▽
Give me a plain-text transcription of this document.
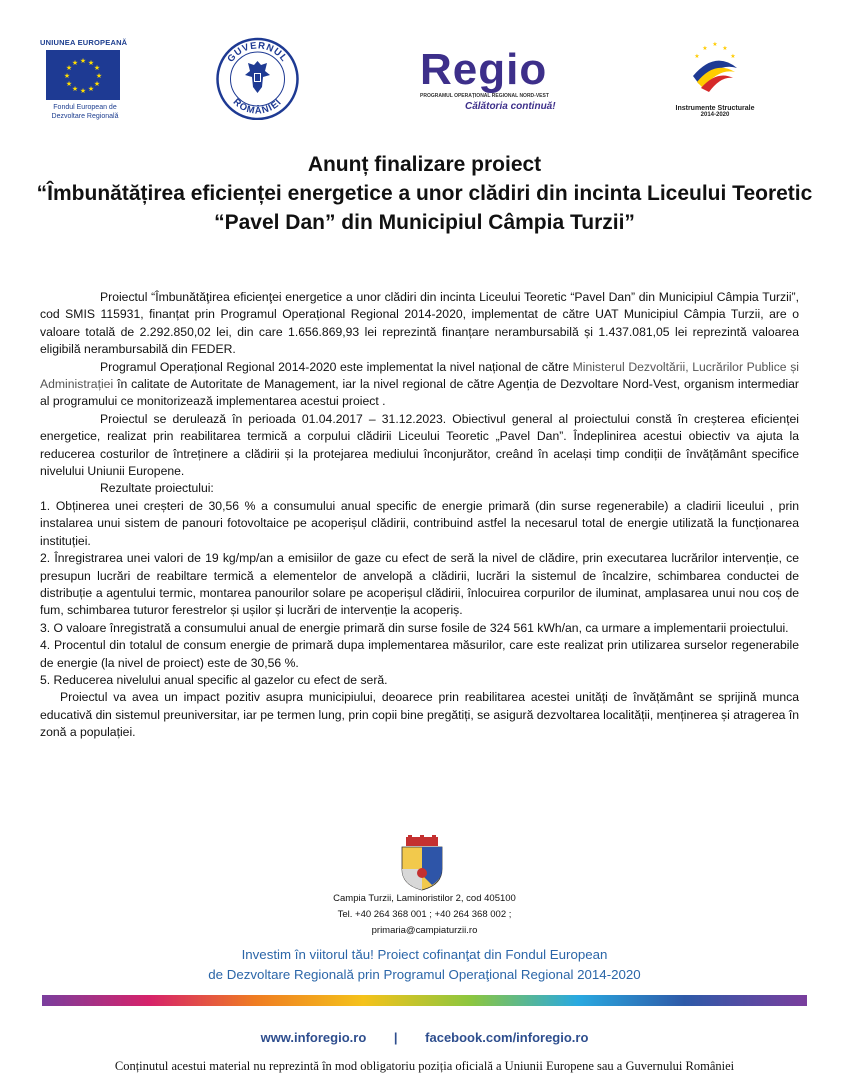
UNIUNEA EUROPEANĂ
★ ★
★
★
★
★
★
★
★
★
★
★
Fondul European de
Dezvoltare Regională
GUVERNUL
ROMÂNIEI
Regio
PROGRAMUL OPERAȚIONAL REGIONAL NORD-VEST
Călătoria continuă!
★
★
★
★	★
Instrumente Structurale
2014-2020
Anunț finalizare proiect
“Îmbunătățirea eficienței energetice a unor clădiri din incinta Liceului Teoretic “Pavel Dan” din Municipiul Câmpia Turzii”

Proiectul “Îmbunătăţirea eficienţei energetice a unor clădiri din incinta Liceului Teoretic “Pavel Dan” din Municipiul Câmpia Turzii”, cod SMIS 115931, finanțat prin Programul Operațional Regional 2014-2020, implementat de către UAT Municipiul Câmpia Turzii, are o valoare totală de 2.292.850,02 lei, din care 1.656.869,93 lei reprezintă finanțare nerambursabilă și 1.437.081,05 lei reprezintă valoarea eligibilă nerambursabilă din FEDER.

Programul Operațional Regional 2014-2020 este implementat la nivel național de către Ministerul Dezvoltării, Lucrărilor Publice și Administrației în calitate de Autoritate de Management, iar la nivel regional de către Agenția de Dezvoltare Nord-Vest, organism intermediar al programului ce monitorizează implementarea acestui proiect .

Proiectul se derulează în perioada 01.04.2017 – 31.12.2023. Obiectivul general al proiectului constă în creșterea eficienței energetice, realizat prin reabilitarea termică a corpului clădirii Liceului Teoretic „Pavel Dan”. Îndeplinirea acestui obiectiv va ajuta la reducerea costurilor de întreținere a clădirii și la protejarea mediului înconjurător, creând în același timp condiții de învățământ specifice nivelului Uniunii Europene.

Rezultate proiectului:

1. Obținerea unei creșteri de 30,56 % a consumului anual specific de energie primară (din surse regenerabile) a cladirii liceului , prin instalarea unui sistem de panouri fotovoltaice pe acoperișul clădirii, contribuind astfel la necesarul total de energie utilizată la funcționarea instituției.

2. Înregistrarea unei valori de 19 kg/mp/an a emisiilor de gaze cu efect de seră la nivel de clădire, prin executarea lucrărilor intervenție, ce presupun lucrări de reabiltare termică a elementelor de anvelopă a clădirii, lucrări la sistemul de încalzire, schimbarea conductei de distribuție a agentului termic, montarea panourilor solare pe acoperișul clădirii, înlocuirea corpurilor de iluminat, amplasarea unui nou coș de fum, schimbarea tuturor ferestrelor și ușilor și lucrări de intervenție la acoperiș.

3. O valoare înregistrată a consumului anual de energie primară din surse fosile de 324 561 kWh/an, ca urmare a implementarii proiectului.

4. Procentul din totalul de consum energie de primară dupa implementarea măsurilor, care este realizat prin utilizarea surselor regenerabile de energie (la nivel de proiect) este de 30,56 %.

5. Reducerea nivelului anual specific al gazelor cu efect de seră.

Proiectul va avea un impact pozitiv asupra municipiului, deoarece prin reabilitarea acestei unități de învățământ se sprijină munca educativă din sistemul preuniversitar, iar pe termen lung, prin copii bine pregătiți, se asigură dezvoltarea localității, menținerea și atragerea în zonă a populației.

Campia Turzii, Laminoristilor 2, cod 405100
Tel. +40 264 368 001 ; +40 264 368 002 ;
primaria@campiaturzii.ro
Investim în viitorul tău! Proiect cofinanţat din Fondul European
de Dezvoltare Regională prin Programul Operaţional Regional 2014-2020
www.inforegio.ro | facebook.com/inforegio.ro
Conținutul acestui material nu reprezintă în mod obligatoriu poziția oficială a Uniunii Europene sau a Guvernului României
△
◆ **Exercise objective**
Without the pictures, reproduce every line of the records above exactly.

◆ **Exercise result**
Give me a plain-text transcription of this document.
UNIUNEA EUROPEANĂ
★ ★
★
★
★
★
★
★
★
★
★
★
Fondul European de
Dezvoltare Regională
GUVERNUL
ROMÂNIEI
Regio
PROGRAMUL OPERAȚIONAL REGIONAL NORD-VEST
Călătoria continuă!
★
★
★
★	★
Instrumente Structurale
2014-2020
Anunț finalizare proiect
“Îmbunătățirea eficienței energetice a unor clădiri din incinta Liceului Teoretic “Pavel Dan” din Municipiul Câmpia Turzii”

Proiectul “Îmbunătăţirea eficienţei energetice a unor clădiri din incinta Liceului Teoretic “Pavel Dan” din Municipiul Câmpia Turzii”, cod SMIS 115931, finanțat prin Programul Operațional Regional 2014-2020, implementat de către UAT Municipiul Câmpia Turzii, are o valoare totală de 2.292.850,02 lei, din care 1.656.869,93 lei reprezintă finanțare nerambursabilă și 1.437.081,05 lei reprezintă valoarea eligibilă nerambursabilă din FEDER.

Programul Operațional Regional 2014-2020 este implementat la nivel național de către Ministerul Dezvoltării, Lucrărilor Publice și Administrației în calitate de Autoritate de Management, iar la nivel regional de către Agenția de Dezvoltare Nord-Vest, organism intermediar al programului ce monitorizează implementarea acestui proiect .

Proiectul se derulează în perioada 01.04.2017 – 31.12.2023. Obiectivul general al proiectului constă în creșterea eficienței energetice, realizat prin reabilitarea termică a corpului clădirii Liceului Teoretic „Pavel Dan”. Îndeplinirea acestui obiectiv va ajuta la reducerea costurilor de întreținere a clădirii și la protejarea mediului înconjurător, creând în același timp condiții de învățământ specifice nivelului Uniunii Europene.

Rezultate proiectului:

1. Obținerea unei creșteri de 30,56 % a consumului anual specific de energie primară (din surse regenerabile) a cladirii liceului , prin instalarea unui sistem de panouri fotovoltaice pe acoperișul clădirii, contribuind astfel la necesarul total de energie utilizată la funcționarea instituției.

2. Înregistrarea unei valori de 19 kg/mp/an a emisiilor de gaze cu efect de seră la nivel de clădire, prin executarea lucrărilor intervenție, ce presupun lucrări de reabiltare termică a elementelor de anvelopă a clădirii, lucrări la sistemul de încalzire, schimbarea conductei de distribuție a agentului termic, montarea panourilor solare pe acoperișul clădirii, înlocuirea corpurilor de iluminat, amplasarea unui nou coș de fum, schimbarea tuturor ferestrelor și ușilor și lucrări de intervenție la acoperiș.

3. O valoare înregistrată a consumului anual de energie primară din surse fosile de 324 561 kWh/an, ca urmare a implementarii proiectului.

4. Procentul din totalul de consum energie de primară dupa implementarea măsurilor, care este realizat prin utilizarea surselor regenerabile de energie (la nivel de proiect) este de 30,56 %.

5. Reducerea nivelului anual specific al gazelor cu efect de seră.

Proiectul va avea un impact pozitiv asupra municipiului, deoarece prin reabilitarea acestei unități de învățământ se sprijină munca educativă din sistemul preuniversitar, iar pe termen lung, prin copii bine pregătiți, se asigură dezvoltarea localității, menținerea și atragerea în zonă a populației.

Campia Turzii, Laminoristilor 2, cod 405100
Tel. +40 264 368 001 ; +40 264 368 002 ;
primaria@campiaturzii.ro
Investim în viitorul tău! Proiect cofinanţat din Fondul European
de Dezvoltare Regională prin Programul Operaţional Regional 2014-2020
www.inforegio.ro | facebook.com/inforegio.ro
Conținutul acestui material nu reprezintă în mod obligatoriu poziția oficială a Uniunii Europene sau a Guvernului României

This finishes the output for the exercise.